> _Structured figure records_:
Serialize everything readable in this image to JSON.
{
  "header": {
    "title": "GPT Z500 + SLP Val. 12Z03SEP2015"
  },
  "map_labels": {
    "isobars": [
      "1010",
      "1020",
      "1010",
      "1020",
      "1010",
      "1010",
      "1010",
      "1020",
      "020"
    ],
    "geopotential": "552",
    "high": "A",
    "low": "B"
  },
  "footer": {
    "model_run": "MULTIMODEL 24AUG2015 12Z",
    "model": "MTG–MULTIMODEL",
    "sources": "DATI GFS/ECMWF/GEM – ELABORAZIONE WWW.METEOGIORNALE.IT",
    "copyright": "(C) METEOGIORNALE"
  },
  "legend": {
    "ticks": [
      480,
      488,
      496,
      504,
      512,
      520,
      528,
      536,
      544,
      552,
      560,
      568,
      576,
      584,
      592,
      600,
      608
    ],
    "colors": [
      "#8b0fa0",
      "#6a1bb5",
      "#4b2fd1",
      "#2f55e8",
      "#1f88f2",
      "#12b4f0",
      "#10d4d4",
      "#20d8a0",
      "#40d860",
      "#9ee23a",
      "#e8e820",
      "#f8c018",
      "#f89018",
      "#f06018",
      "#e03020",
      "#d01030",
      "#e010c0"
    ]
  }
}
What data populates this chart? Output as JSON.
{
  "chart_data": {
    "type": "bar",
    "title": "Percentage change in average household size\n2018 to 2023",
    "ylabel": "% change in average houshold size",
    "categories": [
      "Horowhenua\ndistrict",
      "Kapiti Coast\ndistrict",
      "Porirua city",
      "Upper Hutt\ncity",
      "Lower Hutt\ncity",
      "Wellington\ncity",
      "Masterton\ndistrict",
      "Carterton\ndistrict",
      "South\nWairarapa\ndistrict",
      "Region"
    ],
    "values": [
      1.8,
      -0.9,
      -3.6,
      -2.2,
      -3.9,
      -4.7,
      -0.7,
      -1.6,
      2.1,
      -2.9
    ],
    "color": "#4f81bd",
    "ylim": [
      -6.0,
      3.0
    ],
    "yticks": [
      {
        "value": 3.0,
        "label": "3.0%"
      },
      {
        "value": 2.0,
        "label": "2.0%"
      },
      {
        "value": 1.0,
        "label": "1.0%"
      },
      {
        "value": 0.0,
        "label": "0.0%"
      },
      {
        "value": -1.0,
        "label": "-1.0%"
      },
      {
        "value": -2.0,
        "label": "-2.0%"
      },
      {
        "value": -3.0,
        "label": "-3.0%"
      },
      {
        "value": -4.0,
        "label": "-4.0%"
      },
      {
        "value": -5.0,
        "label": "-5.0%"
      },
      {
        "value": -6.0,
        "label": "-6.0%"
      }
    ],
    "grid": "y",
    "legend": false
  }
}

> _Directions for this task_:
Extract the entries above verbatim.

> _Response_:
Serialize everything readable in this image to JSON.
{
  "header": {
    "title": "GPT Z500 + SLP Val. 12Z03SEP2015"
  },
  "map_labels": {
    "isobars": [
      "1010",
      "1020",
      "1010",
      "1020",
      "1010",
      "1010",
      "1010",
      "1020",
      "020"
    ],
    "geopotential": "552",
    "high": "A",
    "low": "B"
  },
  "footer": {
    "model_run": "MULTIMODEL 24AUG2015 12Z",
    "model": "MTG–MULTIMODEL",
    "sources": "DATI GFS/ECMWF/GEM – ELABORAZIONE WWW.METEOGIORNALE.IT",
    "copyright": "(C) METEOGIORNALE"
  },
  "legend": {
    "ticks": [
      480,
      488,
      496,
      504,
      512,
      520,
      528,
      536,
      544,
      552,
      560,
      568,
      576,
      584,
      592,
      600,
      608
    ],
    "colors": [
      "#8b0fa0",
      "#6a1bb5",
      "#4b2fd1",
      "#2f55e8",
      "#1f88f2",
      "#12b4f0",
      "#10d4d4",
      "#20d8a0",
      "#40d860",
      "#9ee23a",
      "#e8e820",
      "#f8c018",
      "#f89018",
      "#f06018",
      "#e03020",
      "#d01030",
      "#e010c0"
    ]
  }
}
What data populates this chart? Output as JSON.
{
  "chart_data": {
    "type": "bar",
    "title": "Percentage change in average household size\n2018 to 2023",
    "ylabel": "% change in average houshold size",
    "categories": [
      "Horowhenua\ndistrict",
      "Kapiti Coast\ndistrict",
      "Porirua city",
      "Upper Hutt\ncity",
      "Lower Hutt\ncity",
      "Wellington\ncity",
      "Masterton\ndistrict",
      "Carterton\ndistrict",
      "South\nWairarapa\ndistrict",
      "Region"
    ],
    "values": [
      1.8,
      -0.9,
      -3.6,
      -2.2,
      -3.9,
      -4.7,
      -0.7,
      -1.6,
      2.1,
      -2.9
    ],
    "color": "#4f81bd",
    "ylim": [
      -6.0,
      3.0
    ],
    "yticks": [
      {
        "value": 3.0,
        "label": "3.0%"
      },
      {
        "value": 2.0,
        "label": "2.0%"
      },
      {
        "value": 1.0,
        "label": "1.0%"
      },
      {
        "value": 0.0,
        "label": "0.0%"
      },
      {
        "value": -1.0,
        "label": "-1.0%"
      },
      {
        "value": -2.0,
        "label": "-2.0%"
      },
      {
        "value": -3.0,
        "label": "-3.0%"
      },
      {
        "value": -4.0,
        "label": "-4.0%"
      },
      {
        "value": -5.0,
        "label": "-5.0%"
      },
      {
        "value": -6.0,
        "label": "-6.0%"
      }
    ],
    "grid": "y",
    "legend": false
  }
}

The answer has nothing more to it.